> Problem to solve
Copy the lines holding the word "خالص", all of them.

> Entries taken from a collection
■ ■ ■ ■ ■

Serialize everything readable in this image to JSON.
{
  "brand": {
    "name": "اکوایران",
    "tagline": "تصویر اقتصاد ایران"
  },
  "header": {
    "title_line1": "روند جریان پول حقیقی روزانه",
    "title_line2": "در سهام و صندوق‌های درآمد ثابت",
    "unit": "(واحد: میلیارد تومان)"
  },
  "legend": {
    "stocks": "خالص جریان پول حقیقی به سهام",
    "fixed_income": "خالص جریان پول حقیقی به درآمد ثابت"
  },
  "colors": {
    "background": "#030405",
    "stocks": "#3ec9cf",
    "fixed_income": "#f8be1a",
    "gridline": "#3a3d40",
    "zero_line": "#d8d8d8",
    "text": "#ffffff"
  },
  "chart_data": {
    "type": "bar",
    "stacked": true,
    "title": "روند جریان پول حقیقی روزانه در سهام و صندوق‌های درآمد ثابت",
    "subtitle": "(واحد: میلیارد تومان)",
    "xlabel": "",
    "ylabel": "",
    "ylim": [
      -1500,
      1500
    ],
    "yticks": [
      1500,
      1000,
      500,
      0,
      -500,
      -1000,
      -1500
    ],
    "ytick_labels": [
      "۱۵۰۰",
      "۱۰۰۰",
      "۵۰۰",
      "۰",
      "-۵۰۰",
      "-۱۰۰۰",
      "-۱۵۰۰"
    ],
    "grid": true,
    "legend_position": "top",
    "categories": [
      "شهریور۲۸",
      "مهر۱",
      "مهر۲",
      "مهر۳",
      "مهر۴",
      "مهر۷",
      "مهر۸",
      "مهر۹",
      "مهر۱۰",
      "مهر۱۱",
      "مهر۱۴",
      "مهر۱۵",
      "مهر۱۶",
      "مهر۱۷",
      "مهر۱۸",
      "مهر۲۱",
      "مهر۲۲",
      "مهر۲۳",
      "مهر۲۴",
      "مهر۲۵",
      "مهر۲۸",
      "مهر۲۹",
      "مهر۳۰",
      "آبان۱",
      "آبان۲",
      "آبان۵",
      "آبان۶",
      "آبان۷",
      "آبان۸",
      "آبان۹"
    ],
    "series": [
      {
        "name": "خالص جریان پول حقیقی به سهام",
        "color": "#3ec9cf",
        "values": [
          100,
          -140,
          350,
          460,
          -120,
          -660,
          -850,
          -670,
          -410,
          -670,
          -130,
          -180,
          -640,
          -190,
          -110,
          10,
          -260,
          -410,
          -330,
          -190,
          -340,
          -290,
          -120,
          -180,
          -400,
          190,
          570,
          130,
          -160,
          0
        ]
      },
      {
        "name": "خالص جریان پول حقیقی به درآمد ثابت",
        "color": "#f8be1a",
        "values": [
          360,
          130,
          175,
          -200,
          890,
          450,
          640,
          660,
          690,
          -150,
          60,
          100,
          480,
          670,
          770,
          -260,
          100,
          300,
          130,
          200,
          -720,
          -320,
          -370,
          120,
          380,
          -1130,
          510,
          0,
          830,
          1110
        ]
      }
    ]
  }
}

■ ■ ■ ■ ■

> Result for this task
    "stocks": "خالص جریان پول حقیقی به سهام",
    "fixed_income": "خالص جریان پول حقیقی به درآمد ثابت"
        "name": "خالص جریان پول حقیقی به سهام",
        "name": "خالص جریان پول حقیقی به درآمد ثابت",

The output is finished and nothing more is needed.